▸ **Exercise task**: Copy out all lines that hold "election".
____
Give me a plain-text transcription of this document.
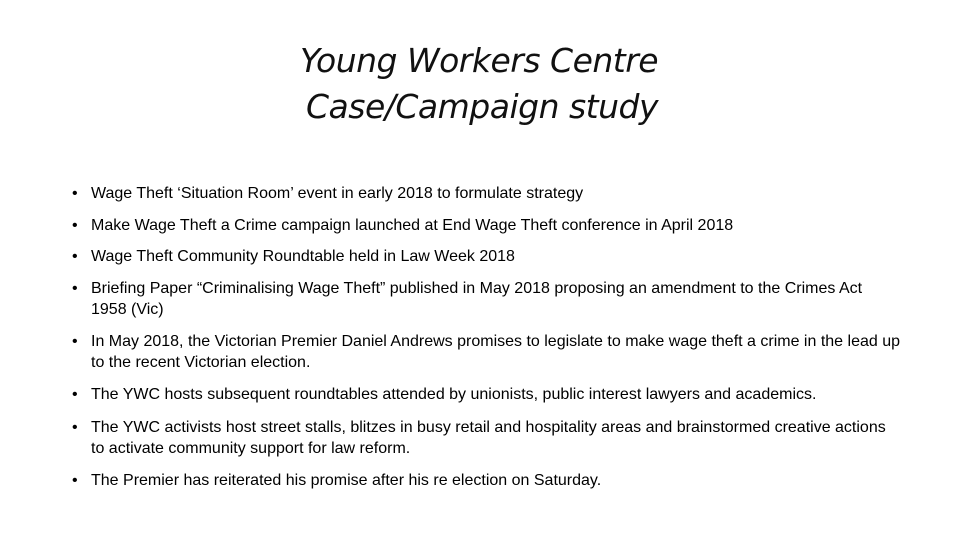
Young Workers Centre
Case/Campaign study
• Wage Theft ‘Situation Room’ event in early 2018 to formulate strategy
• Make Wage Theft a Crime campaign launched at End Wage Theft conference in April 2018
• Wage Theft Community Roundtable held in Law Week 2018
• Briefing Paper “Criminalising Wage Theft” published in May 2018 proposing an amendment to the Crimes Act 1958 (Vic)
• In May 2018, the Victorian Premier Daniel Andrews promises to legislate to make wage theft a crime in the lead up to the recent Victorian election.
• The YWC hosts subsequent roundtables attended by unionists, public interest lawyers and academics.
• The YWC activists host street stalls, blitzes in busy retail and hospitality areas and brainstormed creative actions to activate community support for law reform.
• The Premier has reiterated his promise after his re election on Saturday.
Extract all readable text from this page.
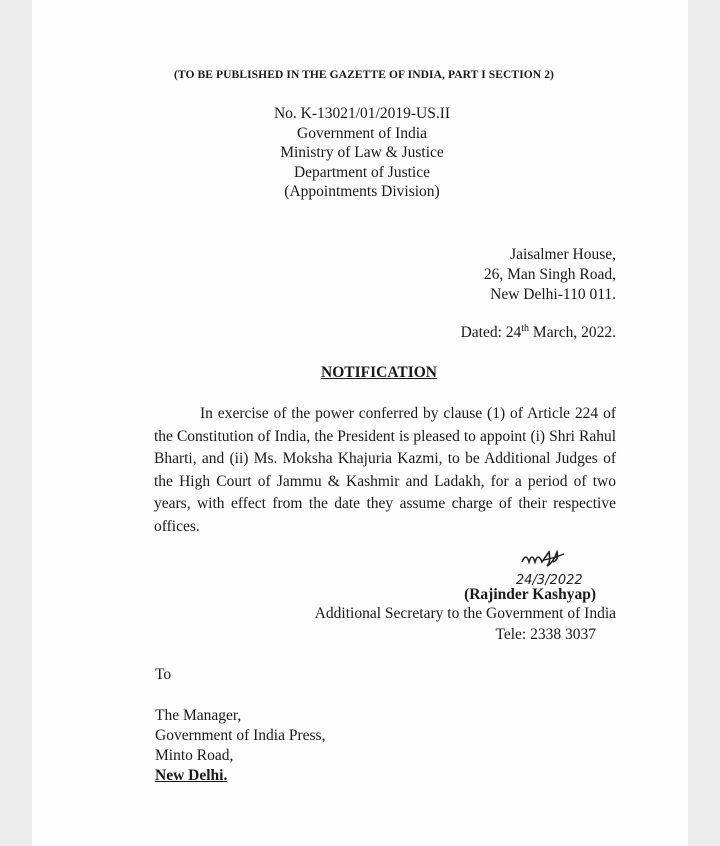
(TO BE PUBLISHED IN THE GAZETTE OF INDIA, PART I SECTION 2)
No. K-13021/01/2019-US.II
Government of India
Ministry of Law & Justice
Department of Justice
(Appointments Division)
Jaisalmer House,
26, Man Singh Road,
New Delhi-110 011.
Dated: 24th March, 2022.
NOTIFICATION
In exercise of the power conferred by clause (1) of Article 224 of the Constitution of India, the President is pleased to appoint (i) Shri Rahul Bharti, and (ii) Ms. Moksha Khajuria Kazmi, to be Additional Judges of the High Court of Jammu & Kashmir and Ladakh, for a period of two years, with effect from the date they assume charge of their respective offices.
24/3/2022
(Rajinder Kashyap)
Additional Secretary to the Government of India
Tele: 2338 3037
To
The Manager,
Government of India Press,
Minto Road,
New Delhi.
____
▸ **Task result**:
• In May 2018, the Victorian Premier Daniel Andrews promises to legislate to make wage theft a crime in the lead up to the recent Victorian election.
• The Premier has reiterated his promise after his re election on Saturday.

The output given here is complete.